(Dataset rows about figures)
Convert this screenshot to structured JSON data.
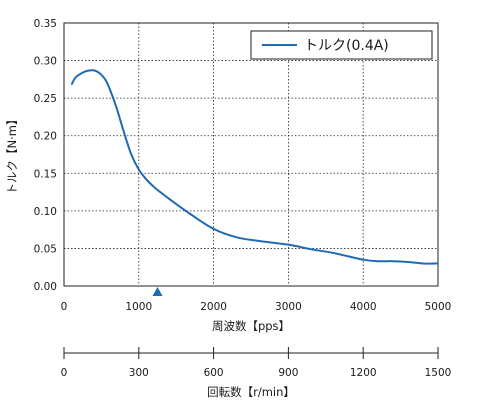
{
  "chart_data": {
    "type": "line",
    "ylabel": "トルク【N·m】",
    "ylim": [
      0,
      0.35
    ],
    "yticks": [
      "0.00",
      "0.05",
      "0.10",
      "0.15",
      "0.20",
      "0.25",
      "0.30",
      "0.35"
    ],
    "xlabel": "周波数【pps】",
    "xlim": [
      0,
      5000
    ],
    "xticks": [
      "0",
      "1000",
      "2000",
      "3000",
      "4000",
      "5000"
    ],
    "x2label": "回転数【r/min】",
    "x2lim": [
      0,
      1500
    ],
    "x2ticks": [
      "0",
      "300",
      "600",
      "900",
      "1200",
      "1500"
    ],
    "grid": true,
    "legend_position": "top-right",
    "marker_x": 1250,
    "series": [
      {
        "name": "トルク(0.4A)",
        "color": "#1f6bb3",
        "x": [
          100,
          150,
          200,
          250,
          300,
          350,
          400,
          450,
          500,
          550,
          600,
          700,
          800,
          900,
          1000,
          1100,
          1200,
          1300,
          1500,
          1700,
          2000,
          2300,
          2600,
          3000,
          3300,
          3600,
          4000,
          4200,
          4400,
          4600,
          4800,
          5000
        ],
        "y": [
          0.268,
          0.277,
          0.281,
          0.284,
          0.286,
          0.287,
          0.287,
          0.285,
          0.281,
          0.275,
          0.265,
          0.238,
          0.205,
          0.175,
          0.155,
          0.142,
          0.132,
          0.124,
          0.109,
          0.095,
          0.076,
          0.065,
          0.06,
          0.055,
          0.049,
          0.044,
          0.035,
          0.033,
          0.033,
          0.032,
          0.03,
          0.03
        ]
      }
    ]
  }
}
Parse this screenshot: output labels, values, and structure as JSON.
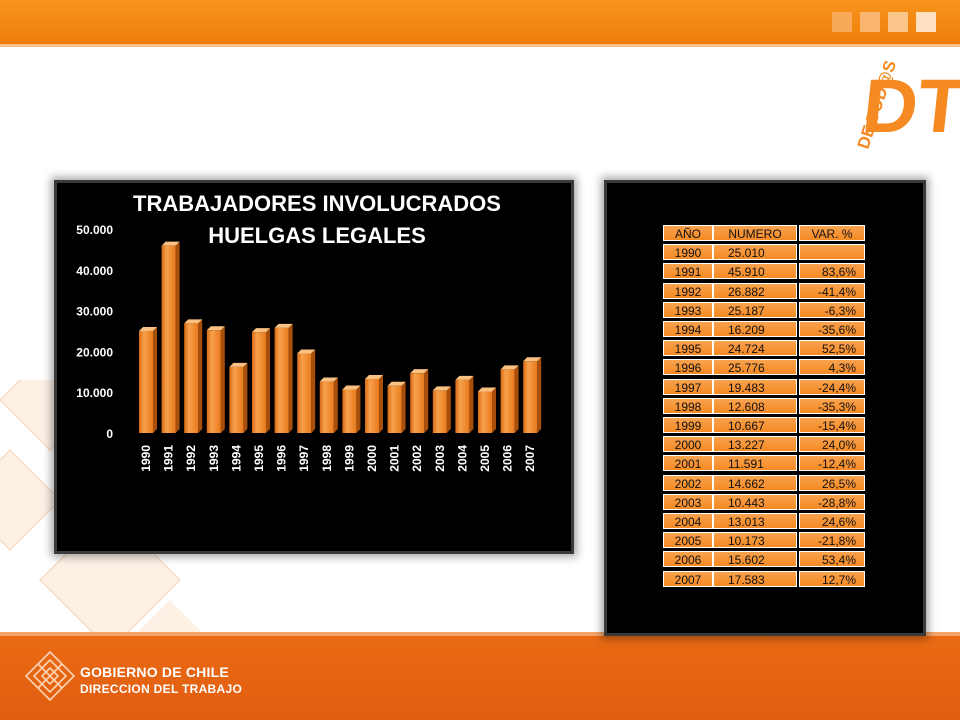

STATED TASK:
Go through the entries above and output them exactly, without pictures.

WRITTEN RESPONSE:
Convert this screenshot to structured JSON data.
{
  "chart_data": {
    "type": "line",
    "ylabel": "トルク【N·m】",
    "ylim": [
      0,
      0.35
    ],
    "yticks": [
      "0.00",
      "0.05",
      "0.10",
      "0.15",
      "0.20",
      "0.25",
      "0.30",
      "0.35"
    ],
    "xlabel": "周波数【pps】",
    "xlim": [
      0,
      5000
    ],
    "xticks": [
      "0",
      "1000",
      "2000",
      "3000",
      "4000",
      "5000"
    ],
    "x2label": "回転数【r/min】",
    "x2lim": [
      0,
      1500
    ],
    "x2ticks": [
      "0",
      "300",
      "600",
      "900",
      "1200",
      "1500"
    ],
    "grid": true,
    "legend_position": "top-right",
    "marker_x": 1250,
    "series": [
      {
        "name": "トルク(0.4A)",
        "color": "#1f6bb3",
        "x": [
          100,
          150,
          200,
          250,
          300,
          350,
          400,
          450,
          500,
          550,
          600,
          700,
          800,
          900,
          1000,
          1100,
          1200,
          1300,
          1500,
          1700,
          2000,
          2300,
          2600,
          3000,
          3300,
          3600,
          4000,
          4200,
          4400,
          4600,
          4800,
          5000
        ],
        "y": [
          0.268,
          0.277,
          0.281,
          0.284,
          0.286,
          0.287,
          0.287,
          0.285,
          0.281,
          0.275,
          0.265,
          0.238,
          0.205,
          0.175,
          0.155,
          0.142,
          0.132,
          0.124,
          0.109,
          0.095,
          0.076,
          0.065,
          0.06,
          0.055,
          0.049,
          0.044,
          0.035,
          0.033,
          0.033,
          0.032,
          0.03,
          0.03
        ]
      }
    ]
  }
}
Parse this screenshot: output labels, values, and structure as JSON.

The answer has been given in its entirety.